_Your objective_
Keep the images out and copy every entry below exactly.

START

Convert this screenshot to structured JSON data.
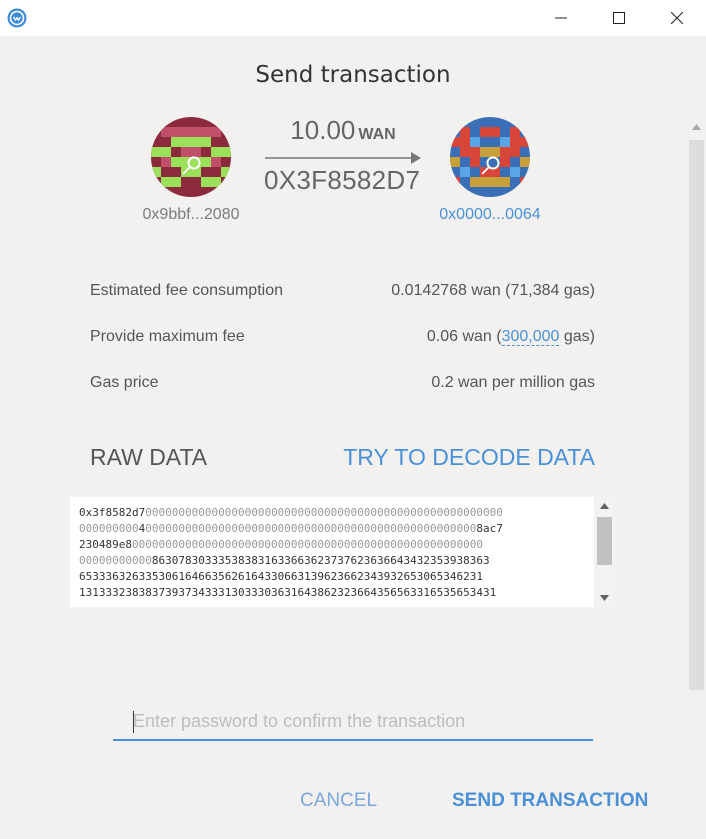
{
  "window": {
    "icon": "wanchain-wallet-icon",
    "controls": [
      "minimize-icon",
      "maximize-icon",
      "close-icon"
    ]
  },
  "dialog": {
    "title": "Send transaction",
    "from": {
      "address_short": "0x9bbf...2080",
      "avatar_icon": "identicon-icon"
    },
    "to": {
      "address_short": "0x0000...0064",
      "avatar_icon": "identicon-icon"
    },
    "amount": {
      "value": "10.00",
      "unit": "WAN"
    },
    "destination": "0X3F8582D7"
  },
  "fees": {
    "estimated_label": "Estimated fee consumption",
    "estimated_value": "0.0142768 wan (71,384 gas)",
    "max_label": "Provide maximum fee",
    "max_prefix": "0.06 wan (",
    "max_gas": "300,000",
    "max_suffix": " gas)",
    "gas_price_label": "Gas price",
    "gas_price_value": "0.2 wan per million gas"
  },
  "raw": {
    "label": "RAW DATA",
    "decode_label": "TRY TO DECODE DATA",
    "lines": [
      [
        "0x3f8582d7",
        "000000000000000000000000000000000000000000000000000000"
      ],
      [
        "000000000",
        "4",
        "00000000000000000000000000000000000000000000000000",
        "8ac7"
      ],
      [
        "230489e8",
        "00000000000000000000000000000000000000000000000000000"
      ],
      [
        "00000000000",
        "863078303335383831633663623737623636643432353938363"
      ],
      [
        "6533363263353061646635626164330663139623662343932653065346231",
        ""
      ],
      [
        "1313332383837393734333130333036316438623236643565633165356534",
        "31"
      ]
    ]
  },
  "password": {
    "placeholder": "Enter password to confirm the transaction"
  },
  "buttons": {
    "cancel": "CANCEL",
    "send": "SEND TRANSACTION"
  },
  "colors": {
    "accent": "#4a90d9",
    "background": "#f2f1f0"
  }
}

END

_Response to this task_
Convert this screenshot to structured JSON data.
{
  "window": {
    "icon": "wanchain-wallet-icon",
    "controls": [
      "minimize-icon",
      "maximize-icon",
      "close-icon"
    ]
  },
  "dialog": {
    "title": "Send transaction",
    "from": {
      "address_short": "0x9bbf...2080",
      "avatar_icon": "identicon-icon"
    },
    "to": {
      "address_short": "0x0000...0064",
      "avatar_icon": "identicon-icon"
    },
    "amount": {
      "value": "10.00",
      "unit": "WAN"
    },
    "destination": "0X3F8582D7"
  },
  "fees": {
    "estimated_label": "Estimated fee consumption",
    "estimated_value": "0.0142768 wan (71,384 gas)",
    "max_label": "Provide maximum fee",
    "max_prefix": "0.06 wan (",
    "max_gas": "300,000",
    "max_suffix": " gas)",
    "gas_price_label": "Gas price",
    "gas_price_value": "0.2 wan per million gas"
  },
  "raw": {
    "label": "RAW DATA",
    "decode_label": "TRY TO DECODE DATA",
    "lines": [
      [
        "0x3f8582d7",
        "000000000000000000000000000000000000000000000000000000"
      ],
      [
        "000000000",
        "4",
        "00000000000000000000000000000000000000000000000000",
        "8ac7"
      ],
      [
        "230489e8",
        "00000000000000000000000000000000000000000000000000000"
      ],
      [
        "00000000000",
        "863078303335383831633663623737623636643432353938363"
      ],
      [
        "6533363263353061646635626164330663139623662343932653065346231",
        ""
      ],
      [
        "1313332383837393734333130333036316438623236643565633165356534",
        "31"
      ]
    ]
  },
  "password": {
    "placeholder": "Enter password to confirm the transaction"
  },
  "buttons": {
    "cancel": "CANCEL",
    "send": "SEND TRANSACTION"
  },
  "colors": {
    "accent": "#4a90d9",
    "background": "#f2f1f0"
  }
}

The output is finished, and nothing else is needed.